--- Begin Data ---
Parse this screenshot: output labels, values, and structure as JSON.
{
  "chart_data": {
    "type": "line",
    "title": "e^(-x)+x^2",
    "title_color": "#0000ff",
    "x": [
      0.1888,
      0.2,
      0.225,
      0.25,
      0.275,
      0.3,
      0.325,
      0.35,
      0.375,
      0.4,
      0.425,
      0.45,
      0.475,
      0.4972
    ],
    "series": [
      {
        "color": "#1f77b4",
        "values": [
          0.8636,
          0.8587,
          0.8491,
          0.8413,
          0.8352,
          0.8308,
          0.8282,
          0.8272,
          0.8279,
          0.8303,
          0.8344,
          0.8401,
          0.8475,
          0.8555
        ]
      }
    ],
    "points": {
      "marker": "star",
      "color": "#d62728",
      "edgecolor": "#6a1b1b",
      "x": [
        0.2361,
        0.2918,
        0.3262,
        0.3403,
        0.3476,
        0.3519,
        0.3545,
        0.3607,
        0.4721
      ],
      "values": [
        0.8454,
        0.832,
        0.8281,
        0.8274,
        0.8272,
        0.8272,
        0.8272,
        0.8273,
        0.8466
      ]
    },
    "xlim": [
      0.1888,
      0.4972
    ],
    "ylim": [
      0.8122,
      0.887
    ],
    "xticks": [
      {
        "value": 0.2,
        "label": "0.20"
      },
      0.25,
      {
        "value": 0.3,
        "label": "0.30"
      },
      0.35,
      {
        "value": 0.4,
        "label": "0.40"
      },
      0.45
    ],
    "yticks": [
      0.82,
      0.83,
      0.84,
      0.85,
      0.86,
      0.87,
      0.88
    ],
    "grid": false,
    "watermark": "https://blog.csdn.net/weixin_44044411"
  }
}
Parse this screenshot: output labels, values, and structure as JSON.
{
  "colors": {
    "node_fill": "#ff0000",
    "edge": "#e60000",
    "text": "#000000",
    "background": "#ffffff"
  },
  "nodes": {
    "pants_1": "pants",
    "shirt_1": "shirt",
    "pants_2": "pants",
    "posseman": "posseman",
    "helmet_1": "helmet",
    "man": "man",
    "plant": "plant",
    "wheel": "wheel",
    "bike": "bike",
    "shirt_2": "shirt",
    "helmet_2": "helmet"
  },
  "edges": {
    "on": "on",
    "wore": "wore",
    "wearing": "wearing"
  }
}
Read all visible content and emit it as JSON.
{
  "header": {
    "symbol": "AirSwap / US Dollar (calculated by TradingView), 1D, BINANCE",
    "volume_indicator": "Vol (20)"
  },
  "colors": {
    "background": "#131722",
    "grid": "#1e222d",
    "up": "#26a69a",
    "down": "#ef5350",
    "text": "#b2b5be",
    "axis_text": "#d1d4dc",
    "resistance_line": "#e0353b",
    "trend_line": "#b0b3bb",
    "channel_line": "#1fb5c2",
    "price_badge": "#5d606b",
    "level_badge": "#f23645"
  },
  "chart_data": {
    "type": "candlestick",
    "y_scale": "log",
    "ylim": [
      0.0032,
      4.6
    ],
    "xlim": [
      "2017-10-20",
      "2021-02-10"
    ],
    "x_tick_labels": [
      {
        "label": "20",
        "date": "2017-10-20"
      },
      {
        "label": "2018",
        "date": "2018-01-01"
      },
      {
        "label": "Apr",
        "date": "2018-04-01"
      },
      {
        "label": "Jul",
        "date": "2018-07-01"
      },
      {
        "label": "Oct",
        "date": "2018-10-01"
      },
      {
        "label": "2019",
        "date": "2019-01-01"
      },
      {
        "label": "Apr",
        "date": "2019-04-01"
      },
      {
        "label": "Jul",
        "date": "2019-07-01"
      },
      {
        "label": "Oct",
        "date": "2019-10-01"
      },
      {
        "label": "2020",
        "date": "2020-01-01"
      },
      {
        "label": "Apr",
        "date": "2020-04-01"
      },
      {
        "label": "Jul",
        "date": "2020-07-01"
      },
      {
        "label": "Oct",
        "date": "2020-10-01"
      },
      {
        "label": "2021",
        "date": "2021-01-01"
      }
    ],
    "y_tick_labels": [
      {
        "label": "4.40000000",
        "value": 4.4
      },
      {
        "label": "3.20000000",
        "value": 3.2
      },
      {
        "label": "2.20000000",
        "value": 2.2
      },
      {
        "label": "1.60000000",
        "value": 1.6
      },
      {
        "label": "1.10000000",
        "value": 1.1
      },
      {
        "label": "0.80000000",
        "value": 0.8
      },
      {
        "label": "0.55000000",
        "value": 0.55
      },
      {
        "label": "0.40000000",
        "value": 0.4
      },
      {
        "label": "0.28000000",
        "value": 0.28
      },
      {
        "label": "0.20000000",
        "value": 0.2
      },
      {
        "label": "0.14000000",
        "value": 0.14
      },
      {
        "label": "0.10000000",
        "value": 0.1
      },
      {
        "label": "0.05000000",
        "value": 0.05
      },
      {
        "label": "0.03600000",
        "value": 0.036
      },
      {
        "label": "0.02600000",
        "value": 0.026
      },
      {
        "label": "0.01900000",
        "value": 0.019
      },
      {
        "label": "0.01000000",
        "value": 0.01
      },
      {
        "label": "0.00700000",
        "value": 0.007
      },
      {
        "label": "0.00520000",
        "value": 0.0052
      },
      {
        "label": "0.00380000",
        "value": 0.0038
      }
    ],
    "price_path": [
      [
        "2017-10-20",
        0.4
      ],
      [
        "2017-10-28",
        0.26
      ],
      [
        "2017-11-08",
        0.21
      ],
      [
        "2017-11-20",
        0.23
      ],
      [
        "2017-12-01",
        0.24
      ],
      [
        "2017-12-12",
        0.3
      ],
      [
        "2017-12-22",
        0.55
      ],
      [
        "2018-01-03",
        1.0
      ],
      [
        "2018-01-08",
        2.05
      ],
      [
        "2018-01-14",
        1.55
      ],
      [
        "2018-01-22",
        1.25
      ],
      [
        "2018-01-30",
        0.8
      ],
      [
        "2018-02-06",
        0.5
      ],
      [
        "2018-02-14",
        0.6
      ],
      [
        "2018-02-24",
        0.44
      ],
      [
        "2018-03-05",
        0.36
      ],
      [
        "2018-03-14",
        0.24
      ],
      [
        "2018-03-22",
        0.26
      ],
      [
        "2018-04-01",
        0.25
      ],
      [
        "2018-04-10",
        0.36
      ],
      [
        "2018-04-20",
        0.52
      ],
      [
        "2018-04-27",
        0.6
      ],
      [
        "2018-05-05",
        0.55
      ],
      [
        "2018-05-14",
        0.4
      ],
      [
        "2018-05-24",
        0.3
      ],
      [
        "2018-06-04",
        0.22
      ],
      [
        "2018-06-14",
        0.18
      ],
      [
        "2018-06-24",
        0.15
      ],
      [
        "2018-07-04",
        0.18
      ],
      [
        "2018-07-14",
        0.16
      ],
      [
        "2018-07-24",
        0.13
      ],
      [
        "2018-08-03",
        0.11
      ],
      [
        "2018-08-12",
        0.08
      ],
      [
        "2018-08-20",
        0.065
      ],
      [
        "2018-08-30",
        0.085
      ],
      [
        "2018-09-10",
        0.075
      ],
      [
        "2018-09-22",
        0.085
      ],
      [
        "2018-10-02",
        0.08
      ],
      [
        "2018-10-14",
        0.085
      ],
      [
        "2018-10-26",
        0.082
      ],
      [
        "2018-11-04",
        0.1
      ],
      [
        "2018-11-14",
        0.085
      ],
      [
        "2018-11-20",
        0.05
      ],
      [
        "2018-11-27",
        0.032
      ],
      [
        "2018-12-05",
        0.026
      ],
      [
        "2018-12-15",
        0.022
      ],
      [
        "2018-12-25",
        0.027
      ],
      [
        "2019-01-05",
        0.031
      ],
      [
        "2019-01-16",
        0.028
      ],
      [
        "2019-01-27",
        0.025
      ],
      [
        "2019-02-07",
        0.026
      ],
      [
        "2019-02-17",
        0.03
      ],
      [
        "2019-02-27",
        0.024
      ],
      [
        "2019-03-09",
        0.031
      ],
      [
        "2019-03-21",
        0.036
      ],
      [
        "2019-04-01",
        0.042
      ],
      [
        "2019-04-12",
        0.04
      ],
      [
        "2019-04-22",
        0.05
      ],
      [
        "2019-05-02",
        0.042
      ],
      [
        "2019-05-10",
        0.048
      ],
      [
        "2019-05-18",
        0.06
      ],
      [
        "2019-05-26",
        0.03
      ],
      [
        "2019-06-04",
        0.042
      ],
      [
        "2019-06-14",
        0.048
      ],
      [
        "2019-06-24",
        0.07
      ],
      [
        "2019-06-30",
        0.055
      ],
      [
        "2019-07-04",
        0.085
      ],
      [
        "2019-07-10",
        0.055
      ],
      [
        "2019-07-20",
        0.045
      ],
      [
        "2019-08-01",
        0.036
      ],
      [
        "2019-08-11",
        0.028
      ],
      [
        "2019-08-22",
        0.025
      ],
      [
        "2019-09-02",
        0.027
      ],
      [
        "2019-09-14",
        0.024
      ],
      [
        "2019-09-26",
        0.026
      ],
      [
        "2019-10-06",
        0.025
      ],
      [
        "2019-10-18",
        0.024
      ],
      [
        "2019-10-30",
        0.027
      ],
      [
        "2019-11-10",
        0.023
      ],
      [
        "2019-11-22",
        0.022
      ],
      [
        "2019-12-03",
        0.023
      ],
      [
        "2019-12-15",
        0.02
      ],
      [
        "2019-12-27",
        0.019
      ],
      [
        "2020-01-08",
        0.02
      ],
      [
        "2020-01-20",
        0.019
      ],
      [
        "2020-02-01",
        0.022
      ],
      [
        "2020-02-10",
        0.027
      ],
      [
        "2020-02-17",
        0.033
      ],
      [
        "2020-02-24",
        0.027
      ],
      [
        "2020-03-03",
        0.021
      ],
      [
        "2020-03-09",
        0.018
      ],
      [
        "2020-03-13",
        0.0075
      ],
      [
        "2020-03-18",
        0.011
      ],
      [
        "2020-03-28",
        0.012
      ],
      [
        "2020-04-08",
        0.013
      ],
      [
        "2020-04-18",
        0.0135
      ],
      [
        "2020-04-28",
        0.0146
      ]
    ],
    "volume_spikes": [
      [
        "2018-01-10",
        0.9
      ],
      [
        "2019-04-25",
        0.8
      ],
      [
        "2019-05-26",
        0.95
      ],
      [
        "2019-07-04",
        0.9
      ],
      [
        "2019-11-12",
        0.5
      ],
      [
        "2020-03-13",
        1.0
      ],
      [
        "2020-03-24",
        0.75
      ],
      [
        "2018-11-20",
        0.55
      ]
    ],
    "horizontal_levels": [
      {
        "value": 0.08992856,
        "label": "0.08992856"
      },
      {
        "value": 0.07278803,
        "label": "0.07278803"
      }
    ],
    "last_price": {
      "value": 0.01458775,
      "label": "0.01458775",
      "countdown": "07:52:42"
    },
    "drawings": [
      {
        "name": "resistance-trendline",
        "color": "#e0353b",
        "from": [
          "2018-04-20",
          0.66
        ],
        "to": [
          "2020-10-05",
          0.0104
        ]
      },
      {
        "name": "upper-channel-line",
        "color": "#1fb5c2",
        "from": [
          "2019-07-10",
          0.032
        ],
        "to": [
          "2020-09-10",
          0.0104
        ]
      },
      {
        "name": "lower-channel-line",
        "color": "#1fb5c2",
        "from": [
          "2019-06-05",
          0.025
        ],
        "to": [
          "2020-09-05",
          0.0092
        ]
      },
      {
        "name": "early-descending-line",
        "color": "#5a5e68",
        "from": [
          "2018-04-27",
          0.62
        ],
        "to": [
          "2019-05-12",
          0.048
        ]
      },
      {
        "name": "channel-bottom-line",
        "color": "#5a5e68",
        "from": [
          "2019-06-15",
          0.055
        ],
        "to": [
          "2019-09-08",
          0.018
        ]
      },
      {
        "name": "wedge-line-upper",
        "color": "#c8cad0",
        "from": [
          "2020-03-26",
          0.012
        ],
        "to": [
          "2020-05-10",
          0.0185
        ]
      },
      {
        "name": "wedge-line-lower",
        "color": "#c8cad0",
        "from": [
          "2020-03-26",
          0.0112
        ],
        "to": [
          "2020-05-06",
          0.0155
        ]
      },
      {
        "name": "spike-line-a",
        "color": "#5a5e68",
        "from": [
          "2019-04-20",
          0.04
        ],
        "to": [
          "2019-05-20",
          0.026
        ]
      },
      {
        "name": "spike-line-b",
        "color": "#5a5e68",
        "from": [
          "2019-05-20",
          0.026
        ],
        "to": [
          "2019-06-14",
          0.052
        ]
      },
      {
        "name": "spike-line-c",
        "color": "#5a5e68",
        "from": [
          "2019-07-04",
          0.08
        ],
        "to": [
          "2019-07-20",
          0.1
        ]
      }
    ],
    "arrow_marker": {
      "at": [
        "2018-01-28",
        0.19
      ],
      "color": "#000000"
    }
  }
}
--- End Data ---
- [Written instruction]:
Look through the data above. Copy every line with the string "upper" in it.

- [The result]:
        "name": "upper-channel-line",
        "name": "wedge-line-upper",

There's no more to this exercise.